## PROBLEM
The records that follow must be repeated verbatim, every one of them.

(Dataset records)
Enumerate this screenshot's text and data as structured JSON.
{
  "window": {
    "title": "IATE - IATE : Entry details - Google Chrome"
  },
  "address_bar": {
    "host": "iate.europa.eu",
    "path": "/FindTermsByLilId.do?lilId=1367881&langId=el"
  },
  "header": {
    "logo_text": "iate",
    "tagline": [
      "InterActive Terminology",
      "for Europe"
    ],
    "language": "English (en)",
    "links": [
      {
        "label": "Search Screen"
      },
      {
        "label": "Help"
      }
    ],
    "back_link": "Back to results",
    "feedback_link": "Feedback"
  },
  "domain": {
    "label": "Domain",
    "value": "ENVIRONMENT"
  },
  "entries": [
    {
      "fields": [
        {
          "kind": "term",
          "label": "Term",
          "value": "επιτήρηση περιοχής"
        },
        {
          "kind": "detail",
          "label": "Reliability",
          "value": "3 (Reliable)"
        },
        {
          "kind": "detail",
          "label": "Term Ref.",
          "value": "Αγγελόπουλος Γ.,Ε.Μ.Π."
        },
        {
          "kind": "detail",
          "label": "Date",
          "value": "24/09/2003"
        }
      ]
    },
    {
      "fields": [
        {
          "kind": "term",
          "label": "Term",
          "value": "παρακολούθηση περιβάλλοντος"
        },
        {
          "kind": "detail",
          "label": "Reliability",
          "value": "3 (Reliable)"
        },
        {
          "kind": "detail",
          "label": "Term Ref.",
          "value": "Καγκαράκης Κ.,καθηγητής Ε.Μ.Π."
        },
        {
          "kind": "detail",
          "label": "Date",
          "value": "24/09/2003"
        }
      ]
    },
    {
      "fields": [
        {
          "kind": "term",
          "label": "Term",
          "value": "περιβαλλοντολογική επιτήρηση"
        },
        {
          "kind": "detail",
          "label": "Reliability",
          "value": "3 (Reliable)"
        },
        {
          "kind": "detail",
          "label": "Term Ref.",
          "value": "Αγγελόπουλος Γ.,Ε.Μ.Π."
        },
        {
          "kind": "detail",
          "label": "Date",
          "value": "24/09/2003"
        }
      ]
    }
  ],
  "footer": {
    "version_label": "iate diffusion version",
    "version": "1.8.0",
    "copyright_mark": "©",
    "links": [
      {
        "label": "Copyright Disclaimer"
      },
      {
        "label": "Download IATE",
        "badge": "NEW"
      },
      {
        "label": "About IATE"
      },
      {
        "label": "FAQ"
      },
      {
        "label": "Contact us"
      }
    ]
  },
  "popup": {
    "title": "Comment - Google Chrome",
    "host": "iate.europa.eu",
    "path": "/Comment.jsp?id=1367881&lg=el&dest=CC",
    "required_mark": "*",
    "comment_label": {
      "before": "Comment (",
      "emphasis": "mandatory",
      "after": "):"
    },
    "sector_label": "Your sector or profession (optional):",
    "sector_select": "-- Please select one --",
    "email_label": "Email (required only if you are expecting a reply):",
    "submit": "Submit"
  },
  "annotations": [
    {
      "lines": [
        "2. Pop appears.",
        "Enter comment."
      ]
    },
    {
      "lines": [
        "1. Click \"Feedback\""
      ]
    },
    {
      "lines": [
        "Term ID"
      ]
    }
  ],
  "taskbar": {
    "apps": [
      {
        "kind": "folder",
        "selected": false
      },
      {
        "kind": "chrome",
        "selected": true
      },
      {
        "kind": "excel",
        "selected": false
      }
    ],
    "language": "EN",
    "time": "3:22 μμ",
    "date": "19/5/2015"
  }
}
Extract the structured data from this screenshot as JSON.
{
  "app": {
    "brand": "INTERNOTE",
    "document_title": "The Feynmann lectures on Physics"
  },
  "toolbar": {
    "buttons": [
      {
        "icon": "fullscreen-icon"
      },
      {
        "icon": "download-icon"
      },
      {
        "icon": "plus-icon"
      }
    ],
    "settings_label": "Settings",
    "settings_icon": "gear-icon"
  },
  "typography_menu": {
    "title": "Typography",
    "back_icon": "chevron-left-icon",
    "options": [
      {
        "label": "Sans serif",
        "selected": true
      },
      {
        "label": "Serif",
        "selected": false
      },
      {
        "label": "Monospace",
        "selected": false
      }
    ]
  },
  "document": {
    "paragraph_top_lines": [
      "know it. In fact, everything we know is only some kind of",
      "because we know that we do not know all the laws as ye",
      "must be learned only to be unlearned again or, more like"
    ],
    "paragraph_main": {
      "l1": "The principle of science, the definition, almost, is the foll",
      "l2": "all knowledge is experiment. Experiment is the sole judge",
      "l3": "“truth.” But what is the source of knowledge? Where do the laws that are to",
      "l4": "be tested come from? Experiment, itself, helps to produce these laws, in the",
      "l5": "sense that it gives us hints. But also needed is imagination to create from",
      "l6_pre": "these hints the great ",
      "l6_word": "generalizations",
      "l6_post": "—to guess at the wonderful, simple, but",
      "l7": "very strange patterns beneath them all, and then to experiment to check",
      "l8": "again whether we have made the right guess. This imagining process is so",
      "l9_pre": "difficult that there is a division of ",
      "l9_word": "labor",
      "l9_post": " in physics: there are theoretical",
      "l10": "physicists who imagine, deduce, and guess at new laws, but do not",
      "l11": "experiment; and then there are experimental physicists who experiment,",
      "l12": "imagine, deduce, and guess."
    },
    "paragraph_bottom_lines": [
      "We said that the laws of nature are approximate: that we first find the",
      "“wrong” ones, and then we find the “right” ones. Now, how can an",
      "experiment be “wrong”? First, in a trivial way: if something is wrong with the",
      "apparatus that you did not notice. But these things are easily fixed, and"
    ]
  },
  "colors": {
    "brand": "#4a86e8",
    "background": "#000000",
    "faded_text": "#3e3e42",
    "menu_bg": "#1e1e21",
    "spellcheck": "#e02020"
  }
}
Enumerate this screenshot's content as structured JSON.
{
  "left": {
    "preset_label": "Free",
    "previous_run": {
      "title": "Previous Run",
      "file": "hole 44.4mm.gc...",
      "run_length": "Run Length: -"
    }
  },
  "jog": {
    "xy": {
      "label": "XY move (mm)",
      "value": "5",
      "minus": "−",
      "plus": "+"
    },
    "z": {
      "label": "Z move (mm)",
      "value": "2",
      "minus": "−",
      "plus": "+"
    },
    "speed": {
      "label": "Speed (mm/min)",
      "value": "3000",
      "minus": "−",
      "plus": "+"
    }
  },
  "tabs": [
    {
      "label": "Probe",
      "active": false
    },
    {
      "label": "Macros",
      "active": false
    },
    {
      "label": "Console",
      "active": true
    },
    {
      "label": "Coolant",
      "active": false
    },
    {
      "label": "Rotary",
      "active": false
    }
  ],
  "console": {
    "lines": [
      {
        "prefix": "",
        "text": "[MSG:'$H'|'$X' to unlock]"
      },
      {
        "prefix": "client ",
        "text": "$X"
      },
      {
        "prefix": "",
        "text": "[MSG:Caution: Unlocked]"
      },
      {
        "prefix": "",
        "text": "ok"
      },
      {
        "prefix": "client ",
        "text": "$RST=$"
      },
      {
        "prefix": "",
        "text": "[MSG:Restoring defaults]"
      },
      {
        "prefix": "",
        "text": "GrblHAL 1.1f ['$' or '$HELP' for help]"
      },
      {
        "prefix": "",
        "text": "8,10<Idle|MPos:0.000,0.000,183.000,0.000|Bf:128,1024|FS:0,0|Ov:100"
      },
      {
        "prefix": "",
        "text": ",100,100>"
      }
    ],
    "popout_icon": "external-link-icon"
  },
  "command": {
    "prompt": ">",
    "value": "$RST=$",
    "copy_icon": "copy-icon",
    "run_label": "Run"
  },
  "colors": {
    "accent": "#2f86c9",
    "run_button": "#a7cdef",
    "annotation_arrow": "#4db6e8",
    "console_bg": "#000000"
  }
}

## RESULT BELOW
Enumerate this screenshot's text and data as structured JSON.
{
  "window": {
    "title": "IATE - IATE : Entry details - Google Chrome"
  },
  "address_bar": {
    "host": "iate.europa.eu",
    "path": "/FindTermsByLilId.do?lilId=1367881&langId=el"
  },
  "header": {
    "logo_text": "iate",
    "tagline": [
      "InterActive Terminology",
      "for Europe"
    ],
    "language": "English (en)",
    "links": [
      {
        "label": "Search Screen"
      },
      {
        "label": "Help"
      }
    ],
    "back_link": "Back to results",
    "feedback_link": "Feedback"
  },
  "domain": {
    "label": "Domain",
    "value": "ENVIRONMENT"
  },
  "entries": [
    {
      "fields": [
        {
          "kind": "term",
          "label": "Term",
          "value": "επιτήρηση περιοχής"
        },
        {
          "kind": "detail",
          "label": "Reliability",
          "value": "3 (Reliable)"
        },
        {
          "kind": "detail",
          "label": "Term Ref.",
          "value": "Αγγελόπουλος Γ.,Ε.Μ.Π."
        },
        {
          "kind": "detail",
          "label": "Date",
          "value": "24/09/2003"
        }
      ]
    },
    {
      "fields": [
        {
          "kind": "term",
          "label": "Term",
          "value": "παρακολούθηση περιβάλλοντος"
        },
        {
          "kind": "detail",
          "label": "Reliability",
          "value": "3 (Reliable)"
        },
        {
          "kind": "detail",
          "label": "Term Ref.",
          "value": "Καγκαράκης Κ.,καθηγητής Ε.Μ.Π."
        },
        {
          "kind": "detail",
          "label": "Date",
          "value": "24/09/2003"
        }
      ]
    },
    {
      "fields": [
        {
          "kind": "term",
          "label": "Term",
          "value": "περιβαλλοντολογική επιτήρηση"
        },
        {
          "kind": "detail",
          "label": "Reliability",
          "value": "3 (Reliable)"
        },
        {
          "kind": "detail",
          "label": "Term Ref.",
          "value": "Αγγελόπουλος Γ.,Ε.Μ.Π."
        },
        {
          "kind": "detail",
          "label": "Date",
          "value": "24/09/2003"
        }
      ]
    }
  ],
  "footer": {
    "version_label": "iate diffusion version",
    "version": "1.8.0",
    "copyright_mark": "©",
    "links": [
      {
        "label": "Copyright Disclaimer"
      },
      {
        "label": "Download IATE",
        "badge": "NEW"
      },
      {
        "label": "About IATE"
      },
      {
        "label": "FAQ"
      },
      {
        "label": "Contact us"
      }
    ]
  },
  "popup": {
    "title": "Comment - Google Chrome",
    "host": "iate.europa.eu",
    "path": "/Comment.jsp?id=1367881&lg=el&dest=CC",
    "required_mark": "*",
    "comment_label": {
      "before": "Comment (",
      "emphasis": "mandatory",
      "after": "):"
    },
    "sector_label": "Your sector or profession (optional):",
    "sector_select": "-- Please select one --",
    "email_label": "Email (required only if you are expecting a reply):",
    "submit": "Submit"
  },
  "annotations": [
    {
      "lines": [
        "2. Pop appears.",
        "Enter comment."
      ]
    },
    {
      "lines": [
        "1. Click \"Feedback\""
      ]
    },
    {
      "lines": [
        "Term ID"
      ]
    }
  ],
  "taskbar": {
    "apps": [
      {
        "kind": "folder",
        "selected": false
      },
      {
        "kind": "chrome",
        "selected": true
      },
      {
        "kind": "excel",
        "selected": false
      }
    ],
    "language": "EN",
    "time": "3:22 μμ",
    "date": "19/5/2015"
  }
}
Extract the structured data from this screenshot as JSON.
{
  "app": {
    "brand": "INTERNOTE",
    "document_title": "The Feynmann lectures on Physics"
  },
  "toolbar": {
    "buttons": [
      {
        "icon": "fullscreen-icon"
      },
      {
        "icon": "download-icon"
      },
      {
        "icon": "plus-icon"
      }
    ],
    "settings_label": "Settings",
    "settings_icon": "gear-icon"
  },
  "typography_menu": {
    "title": "Typography",
    "back_icon": "chevron-left-icon",
    "options": [
      {
        "label": "Sans serif",
        "selected": true
      },
      {
        "label": "Serif",
        "selected": false
      },
      {
        "label": "Monospace",
        "selected": false
      }
    ]
  },
  "document": {
    "paragraph_top_lines": [
      "know it. In fact, everything we know is only some kind of",
      "because we know that we do not know all the laws as ye",
      "must be learned only to be unlearned again or, more like"
    ],
    "paragraph_main": {
      "l1": "The principle of science, the definition, almost, is the foll",
      "l2": "all knowledge is experiment. Experiment is the sole judge",
      "l3": "“truth.” But what is the source of knowledge? Where do the laws that are to",
      "l4": "be tested come from? Experiment, itself, helps to produce these laws, in the",
      "l5": "sense that it gives us hints. But also needed is imagination to create from",
      "l6_pre": "these hints the great ",
      "l6_word": "generalizations",
      "l6_post": "—to guess at the wonderful, simple, but",
      "l7": "very strange patterns beneath them all, and then to experiment to check",
      "l8": "again whether we have made the right guess. This imagining process is so",
      "l9_pre": "difficult that there is a division of ",
      "l9_word": "labor",
      "l9_post": " in physics: there are theoretical",
      "l10": "physicists who imagine, deduce, and guess at new laws, but do not",
      "l11": "experiment; and then there are experimental physicists who experiment,",
      "l12": "imagine, deduce, and guess."
    },
    "paragraph_bottom_lines": [
      "We said that the laws of nature are approximate: that we first find the",
      "“wrong” ones, and then we find the “right” ones. Now, how can an",
      "experiment be “wrong”? First, in a trivial way: if something is wrong with the",
      "apparatus that you did not notice. But these things are easily fixed, and"
    ]
  },
  "colors": {
    "brand": "#4a86e8",
    "background": "#000000",
    "faded_text": "#3e3e42",
    "menu_bg": "#1e1e21",
    "spellcheck": "#e02020"
  }
}
Enumerate this screenshot's content as structured JSON.
{
  "left": {
    "preset_label": "Free",
    "previous_run": {
      "title": "Previous Run",
      "file": "hole 44.4mm.gc...",
      "run_length": "Run Length: -"
    }
  },
  "jog": {
    "xy": {
      "label": "XY move (mm)",
      "value": "5",
      "minus": "−",
      "plus": "+"
    },
    "z": {
      "label": "Z move (mm)",
      "value": "2",
      "minus": "−",
      "plus": "+"
    },
    "speed": {
      "label": "Speed (mm/min)",
      "value": "3000",
      "minus": "−",
      "plus": "+"
    }
  },
  "tabs": [
    {
      "label": "Probe",
      "active": false
    },
    {
      "label": "Macros",
      "active": false
    },
    {
      "label": "Console",
      "active": true
    },
    {
      "label": "Coolant",
      "active": false
    },
    {
      "label": "Rotary",
      "active": false
    }
  ],
  "console": {
    "lines": [
      {
        "prefix": "",
        "text": "[MSG:'$H'|'$X' to unlock]"
      },
      {
        "prefix": "client ",
        "text": "$X"
      },
      {
        "prefix": "",
        "text": "[MSG:Caution: Unlocked]"
      },
      {
        "prefix": "",
        "text": "ok"
      },
      {
        "prefix": "client ",
        "text": "$RST=$"
      },
      {
        "prefix": "",
        "text": "[MSG:Restoring defaults]"
      },
      {
        "prefix": "",
        "text": "GrblHAL 1.1f ['$' or '$HELP' for help]"
      },
      {
        "prefix": "",
        "text": "8,10<Idle|MPos:0.000,0.000,183.000,0.000|Bf:128,1024|FS:0,0|Ov:100"
      },
      {
        "prefix": "",
        "text": ",100,100>"
      }
    ],
    "popout_icon": "external-link-icon"
  },
  "command": {
    "prompt": ">",
    "value": "$RST=$",
    "copy_icon": "copy-icon",
    "run_label": "Run"
  },
  "colors": {
    "accent": "#2f86c9",
    "run_button": "#a7cdef",
    "annotation_arrow": "#4db6e8",
    "console_bg": "#000000"
  }
}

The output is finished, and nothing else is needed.